(Exercise prompt) Select each line where the word "CurrentUser" appears.

▶

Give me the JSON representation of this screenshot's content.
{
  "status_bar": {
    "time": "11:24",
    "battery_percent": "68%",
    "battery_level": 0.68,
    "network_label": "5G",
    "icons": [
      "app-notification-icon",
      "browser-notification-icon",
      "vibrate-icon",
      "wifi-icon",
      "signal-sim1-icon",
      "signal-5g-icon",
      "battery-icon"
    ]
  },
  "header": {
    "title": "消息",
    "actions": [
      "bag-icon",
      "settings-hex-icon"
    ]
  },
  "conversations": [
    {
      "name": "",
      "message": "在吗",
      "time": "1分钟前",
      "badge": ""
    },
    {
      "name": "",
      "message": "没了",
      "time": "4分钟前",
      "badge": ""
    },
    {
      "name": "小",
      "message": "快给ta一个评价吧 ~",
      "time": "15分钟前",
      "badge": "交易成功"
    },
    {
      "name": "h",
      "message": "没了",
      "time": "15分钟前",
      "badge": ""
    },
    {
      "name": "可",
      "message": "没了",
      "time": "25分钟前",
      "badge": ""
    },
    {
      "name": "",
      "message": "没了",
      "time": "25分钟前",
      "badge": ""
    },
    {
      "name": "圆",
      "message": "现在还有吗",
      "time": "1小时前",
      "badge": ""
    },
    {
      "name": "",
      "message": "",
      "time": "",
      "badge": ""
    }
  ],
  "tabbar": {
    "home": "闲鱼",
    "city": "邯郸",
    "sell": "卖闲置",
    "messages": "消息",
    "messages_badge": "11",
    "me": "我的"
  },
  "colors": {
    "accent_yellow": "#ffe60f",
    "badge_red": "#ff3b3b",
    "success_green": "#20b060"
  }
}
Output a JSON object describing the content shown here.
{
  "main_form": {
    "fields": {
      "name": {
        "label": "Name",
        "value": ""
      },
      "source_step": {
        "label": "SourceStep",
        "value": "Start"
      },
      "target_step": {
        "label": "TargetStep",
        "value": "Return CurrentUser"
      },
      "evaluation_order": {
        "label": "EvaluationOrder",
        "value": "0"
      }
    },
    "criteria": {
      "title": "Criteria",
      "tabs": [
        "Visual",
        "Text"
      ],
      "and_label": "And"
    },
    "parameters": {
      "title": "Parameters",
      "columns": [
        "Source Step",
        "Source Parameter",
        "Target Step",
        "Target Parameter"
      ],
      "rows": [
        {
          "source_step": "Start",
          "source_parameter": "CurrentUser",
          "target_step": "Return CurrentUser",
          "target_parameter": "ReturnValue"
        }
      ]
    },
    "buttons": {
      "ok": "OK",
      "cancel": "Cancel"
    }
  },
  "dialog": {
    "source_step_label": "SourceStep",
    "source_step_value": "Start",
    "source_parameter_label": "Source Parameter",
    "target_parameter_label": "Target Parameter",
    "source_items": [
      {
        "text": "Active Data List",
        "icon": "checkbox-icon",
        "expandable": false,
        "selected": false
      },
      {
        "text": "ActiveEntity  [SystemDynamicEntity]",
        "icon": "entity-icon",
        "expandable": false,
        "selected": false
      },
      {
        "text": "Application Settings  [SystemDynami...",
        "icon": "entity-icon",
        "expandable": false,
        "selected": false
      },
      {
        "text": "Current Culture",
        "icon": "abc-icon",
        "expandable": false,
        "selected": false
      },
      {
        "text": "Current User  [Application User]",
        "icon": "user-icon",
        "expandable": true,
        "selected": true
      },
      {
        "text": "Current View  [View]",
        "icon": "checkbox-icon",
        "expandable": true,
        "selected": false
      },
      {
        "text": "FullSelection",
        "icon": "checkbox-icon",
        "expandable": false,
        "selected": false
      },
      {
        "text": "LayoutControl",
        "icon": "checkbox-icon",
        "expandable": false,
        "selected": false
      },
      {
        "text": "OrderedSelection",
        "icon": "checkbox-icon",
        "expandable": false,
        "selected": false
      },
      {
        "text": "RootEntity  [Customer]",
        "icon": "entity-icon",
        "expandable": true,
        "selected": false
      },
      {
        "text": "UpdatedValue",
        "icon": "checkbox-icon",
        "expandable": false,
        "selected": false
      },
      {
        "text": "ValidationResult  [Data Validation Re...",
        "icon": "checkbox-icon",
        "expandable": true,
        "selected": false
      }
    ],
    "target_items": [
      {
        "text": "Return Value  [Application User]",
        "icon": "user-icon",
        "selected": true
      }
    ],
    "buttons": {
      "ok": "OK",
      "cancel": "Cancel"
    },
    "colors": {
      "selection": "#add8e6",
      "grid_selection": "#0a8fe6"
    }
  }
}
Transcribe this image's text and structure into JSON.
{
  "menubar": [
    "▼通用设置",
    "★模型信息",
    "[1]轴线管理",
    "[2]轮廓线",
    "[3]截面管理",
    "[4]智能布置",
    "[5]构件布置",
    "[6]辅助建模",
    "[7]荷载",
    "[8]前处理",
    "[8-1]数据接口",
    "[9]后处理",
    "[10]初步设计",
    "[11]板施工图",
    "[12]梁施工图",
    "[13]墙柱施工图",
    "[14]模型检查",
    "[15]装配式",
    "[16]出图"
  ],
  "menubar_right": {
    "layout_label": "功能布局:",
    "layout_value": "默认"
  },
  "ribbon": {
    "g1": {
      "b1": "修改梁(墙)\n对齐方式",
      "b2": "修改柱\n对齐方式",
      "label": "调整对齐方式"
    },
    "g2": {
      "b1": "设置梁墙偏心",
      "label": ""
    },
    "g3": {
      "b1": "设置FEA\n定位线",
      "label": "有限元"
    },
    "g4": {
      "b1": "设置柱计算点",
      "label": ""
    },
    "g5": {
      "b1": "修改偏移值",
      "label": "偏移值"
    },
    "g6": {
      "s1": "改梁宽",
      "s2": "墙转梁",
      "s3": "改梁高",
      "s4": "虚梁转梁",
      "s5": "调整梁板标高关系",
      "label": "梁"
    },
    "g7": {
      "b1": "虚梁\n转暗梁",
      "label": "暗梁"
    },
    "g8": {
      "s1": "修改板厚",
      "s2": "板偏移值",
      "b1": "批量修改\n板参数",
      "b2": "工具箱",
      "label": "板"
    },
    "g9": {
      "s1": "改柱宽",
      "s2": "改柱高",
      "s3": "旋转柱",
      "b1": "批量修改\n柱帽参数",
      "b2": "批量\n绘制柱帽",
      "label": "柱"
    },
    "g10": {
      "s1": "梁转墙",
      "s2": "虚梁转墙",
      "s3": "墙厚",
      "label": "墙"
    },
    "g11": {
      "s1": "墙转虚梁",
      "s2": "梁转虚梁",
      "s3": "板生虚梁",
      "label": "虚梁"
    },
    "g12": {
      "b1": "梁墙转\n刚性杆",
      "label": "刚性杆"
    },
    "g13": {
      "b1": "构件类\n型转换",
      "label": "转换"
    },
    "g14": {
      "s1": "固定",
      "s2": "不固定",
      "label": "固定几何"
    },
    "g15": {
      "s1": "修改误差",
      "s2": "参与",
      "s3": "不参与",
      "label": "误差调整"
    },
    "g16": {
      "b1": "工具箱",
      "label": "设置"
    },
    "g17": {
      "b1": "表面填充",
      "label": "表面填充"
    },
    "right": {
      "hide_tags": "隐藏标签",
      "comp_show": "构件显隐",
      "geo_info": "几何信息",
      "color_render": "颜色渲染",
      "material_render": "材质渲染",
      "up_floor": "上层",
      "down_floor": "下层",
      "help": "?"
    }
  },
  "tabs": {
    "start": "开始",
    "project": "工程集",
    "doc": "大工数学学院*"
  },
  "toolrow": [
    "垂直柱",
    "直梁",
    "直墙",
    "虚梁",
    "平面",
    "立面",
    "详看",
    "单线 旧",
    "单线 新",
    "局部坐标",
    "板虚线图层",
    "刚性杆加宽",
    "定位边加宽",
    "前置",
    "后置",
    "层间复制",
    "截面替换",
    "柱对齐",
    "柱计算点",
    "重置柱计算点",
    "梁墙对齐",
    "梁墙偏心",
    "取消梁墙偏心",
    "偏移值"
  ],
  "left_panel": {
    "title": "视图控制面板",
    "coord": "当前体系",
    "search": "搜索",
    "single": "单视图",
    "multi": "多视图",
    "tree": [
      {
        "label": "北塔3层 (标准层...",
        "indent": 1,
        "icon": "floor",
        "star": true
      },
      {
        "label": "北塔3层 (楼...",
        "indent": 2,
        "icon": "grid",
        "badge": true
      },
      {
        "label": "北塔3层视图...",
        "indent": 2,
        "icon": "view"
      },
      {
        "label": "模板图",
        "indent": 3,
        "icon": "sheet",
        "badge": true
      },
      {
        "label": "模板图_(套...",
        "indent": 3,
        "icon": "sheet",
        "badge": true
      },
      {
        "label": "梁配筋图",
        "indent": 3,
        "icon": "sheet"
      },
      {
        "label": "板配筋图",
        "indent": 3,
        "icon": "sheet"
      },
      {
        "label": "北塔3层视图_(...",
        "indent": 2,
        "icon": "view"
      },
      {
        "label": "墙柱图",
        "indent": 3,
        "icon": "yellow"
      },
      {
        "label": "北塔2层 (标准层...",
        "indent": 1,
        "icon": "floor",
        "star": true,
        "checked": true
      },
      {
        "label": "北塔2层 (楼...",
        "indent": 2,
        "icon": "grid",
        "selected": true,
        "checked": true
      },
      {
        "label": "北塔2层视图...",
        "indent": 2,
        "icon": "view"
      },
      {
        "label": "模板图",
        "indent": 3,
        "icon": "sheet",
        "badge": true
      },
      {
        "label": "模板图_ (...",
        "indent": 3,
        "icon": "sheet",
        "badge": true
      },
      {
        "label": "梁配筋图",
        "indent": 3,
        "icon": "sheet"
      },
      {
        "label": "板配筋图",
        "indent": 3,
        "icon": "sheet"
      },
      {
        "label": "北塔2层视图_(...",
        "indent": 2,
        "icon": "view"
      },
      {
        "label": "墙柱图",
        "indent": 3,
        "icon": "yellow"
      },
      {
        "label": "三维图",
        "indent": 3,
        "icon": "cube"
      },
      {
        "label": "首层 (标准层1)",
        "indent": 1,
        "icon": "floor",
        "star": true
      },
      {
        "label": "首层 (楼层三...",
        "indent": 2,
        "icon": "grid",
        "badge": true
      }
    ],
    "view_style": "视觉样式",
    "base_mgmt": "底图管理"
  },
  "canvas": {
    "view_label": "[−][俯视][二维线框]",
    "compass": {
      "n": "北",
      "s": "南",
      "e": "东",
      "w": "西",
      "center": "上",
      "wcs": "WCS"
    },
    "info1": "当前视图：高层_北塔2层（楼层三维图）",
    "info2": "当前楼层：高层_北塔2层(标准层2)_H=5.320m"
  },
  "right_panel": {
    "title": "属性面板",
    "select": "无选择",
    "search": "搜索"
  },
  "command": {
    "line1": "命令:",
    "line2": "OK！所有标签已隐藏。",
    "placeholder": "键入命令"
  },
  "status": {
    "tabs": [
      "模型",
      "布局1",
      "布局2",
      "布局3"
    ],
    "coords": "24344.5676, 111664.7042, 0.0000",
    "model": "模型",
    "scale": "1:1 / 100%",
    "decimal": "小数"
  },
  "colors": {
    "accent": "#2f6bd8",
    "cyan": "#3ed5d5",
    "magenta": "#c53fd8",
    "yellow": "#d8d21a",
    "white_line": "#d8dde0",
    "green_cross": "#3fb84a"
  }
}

◀

(Full solution)
        "value": "Return CurrentUser"
          "source_parameter": "CurrentUser",
          "target_step": "Return CurrentUser",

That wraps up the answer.